Directive: Extract the listing in its entirety, keeping each line identical to the original.

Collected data
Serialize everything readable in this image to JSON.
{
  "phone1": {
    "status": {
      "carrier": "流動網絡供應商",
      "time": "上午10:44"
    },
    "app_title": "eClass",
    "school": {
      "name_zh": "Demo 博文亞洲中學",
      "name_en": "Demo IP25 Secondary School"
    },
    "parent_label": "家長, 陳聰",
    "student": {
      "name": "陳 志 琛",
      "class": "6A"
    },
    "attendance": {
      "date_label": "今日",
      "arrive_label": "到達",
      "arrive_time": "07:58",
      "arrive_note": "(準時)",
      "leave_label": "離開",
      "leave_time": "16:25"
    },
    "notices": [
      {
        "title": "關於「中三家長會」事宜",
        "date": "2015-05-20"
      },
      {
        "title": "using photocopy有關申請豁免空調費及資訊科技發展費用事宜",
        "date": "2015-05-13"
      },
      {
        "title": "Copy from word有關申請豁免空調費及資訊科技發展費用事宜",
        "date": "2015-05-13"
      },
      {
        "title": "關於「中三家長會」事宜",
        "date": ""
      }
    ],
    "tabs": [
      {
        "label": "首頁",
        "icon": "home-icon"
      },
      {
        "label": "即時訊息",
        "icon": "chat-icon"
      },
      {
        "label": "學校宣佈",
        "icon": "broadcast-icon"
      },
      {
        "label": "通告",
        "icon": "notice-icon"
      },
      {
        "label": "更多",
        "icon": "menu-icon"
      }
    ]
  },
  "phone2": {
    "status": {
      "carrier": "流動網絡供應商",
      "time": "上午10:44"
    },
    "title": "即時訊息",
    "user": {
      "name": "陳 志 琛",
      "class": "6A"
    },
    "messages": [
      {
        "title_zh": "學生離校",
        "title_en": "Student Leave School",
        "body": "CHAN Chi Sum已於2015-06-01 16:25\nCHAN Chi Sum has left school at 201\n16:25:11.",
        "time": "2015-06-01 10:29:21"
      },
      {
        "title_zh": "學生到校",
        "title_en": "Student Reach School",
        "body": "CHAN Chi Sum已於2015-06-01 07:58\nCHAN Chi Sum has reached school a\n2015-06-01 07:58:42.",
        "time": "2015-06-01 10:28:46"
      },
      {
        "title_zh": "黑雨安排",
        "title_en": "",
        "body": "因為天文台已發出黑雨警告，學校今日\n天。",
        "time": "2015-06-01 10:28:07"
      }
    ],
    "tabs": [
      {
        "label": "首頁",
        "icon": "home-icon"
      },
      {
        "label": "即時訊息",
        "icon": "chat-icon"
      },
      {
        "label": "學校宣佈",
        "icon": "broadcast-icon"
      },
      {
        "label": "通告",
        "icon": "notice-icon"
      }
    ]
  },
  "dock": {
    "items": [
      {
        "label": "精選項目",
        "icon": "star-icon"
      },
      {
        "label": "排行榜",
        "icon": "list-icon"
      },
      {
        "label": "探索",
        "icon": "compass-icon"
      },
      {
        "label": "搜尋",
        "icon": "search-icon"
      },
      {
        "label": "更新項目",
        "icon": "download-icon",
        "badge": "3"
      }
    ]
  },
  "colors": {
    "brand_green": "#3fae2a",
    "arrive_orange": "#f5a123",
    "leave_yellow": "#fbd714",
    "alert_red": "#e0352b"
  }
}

Solution for this problem:
Serialize everything readable in this image to JSON.
{
  "phone1": {
    "status": {
      "carrier": "流動網絡供應商",
      "time": "上午10:44"
    },
    "app_title": "eClass",
    "school": {
      "name_zh": "Demo 博文亞洲中學",
      "name_en": "Demo IP25 Secondary School"
    },
    "parent_label": "家長, 陳聰",
    "student": {
      "name": "陳 志 琛",
      "class": "6A"
    },
    "attendance": {
      "date_label": "今日",
      "arrive_label": "到達",
      "arrive_time": "07:58",
      "arrive_note": "(準時)",
      "leave_label": "離開",
      "leave_time": "16:25"
    },
    "notices": [
      {
        "title": "關於「中三家長會」事宜",
        "date": "2015-05-20"
      },
      {
        "title": "using photocopy有關申請豁免空調費及資訊科技發展費用事宜",
        "date": "2015-05-13"
      },
      {
        "title": "Copy from word有關申請豁免空調費及資訊科技發展費用事宜",
        "date": "2015-05-13"
      },
      {
        "title": "關於「中三家長會」事宜",
        "date": ""
      }
    ],
    "tabs": [
      {
        "label": "首頁",
        "icon": "home-icon"
      },
      {
        "label": "即時訊息",
        "icon": "chat-icon"
      },
      {
        "label": "學校宣佈",
        "icon": "broadcast-icon"
      },
      {
        "label": "通告",
        "icon": "notice-icon"
      },
      {
        "label": "更多",
        "icon": "menu-icon"
      }
    ]
  },
  "phone2": {
    "status": {
      "carrier": "流動網絡供應商",
      "time": "上午10:44"
    },
    "title": "即時訊息",
    "user": {
      "name": "陳 志 琛",
      "class": "6A"
    },
    "messages": [
      {
        "title_zh": "學生離校",
        "title_en": "Student Leave School",
        "body": "CHAN Chi Sum已於2015-06-01 16:25\nCHAN Chi Sum has left school at 201\n16:25:11.",
        "time": "2015-06-01 10:29:21"
      },
      {
        "title_zh": "學生到校",
        "title_en": "Student Reach School",
        "body": "CHAN Chi Sum已於2015-06-01 07:58\nCHAN Chi Sum has reached school a\n2015-06-01 07:58:42.",
        "time": "2015-06-01 10:28:46"
      },
      {
        "title_zh": "黑雨安排",
        "title_en": "",
        "body": "因為天文台已發出黑雨警告，學校今日\n天。",
        "time": "2015-06-01 10:28:07"
      }
    ],
    "tabs": [
      {
        "label": "首頁",
        "icon": "home-icon"
      },
      {
        "label": "即時訊息",
        "icon": "chat-icon"
      },
      {
        "label": "學校宣佈",
        "icon": "broadcast-icon"
      },
      {
        "label": "通告",
        "icon": "notice-icon"
      }
    ]
  },
  "dock": {
    "items": [
      {
        "label": "精選項目",
        "icon": "star-icon"
      },
      {
        "label": "排行榜",
        "icon": "list-icon"
      },
      {
        "label": "探索",
        "icon": "compass-icon"
      },
      {
        "label": "搜尋",
        "icon": "search-icon"
      },
      {
        "label": "更新項目",
        "icon": "download-icon",
        "badge": "3"
      }
    ]
  },
  "colors": {
    "brand_green": "#3fae2a",
    "arrive_orange": "#f5a123",
    "leave_yellow": "#fbd714",
    "alert_red": "#e0352b"
  }
}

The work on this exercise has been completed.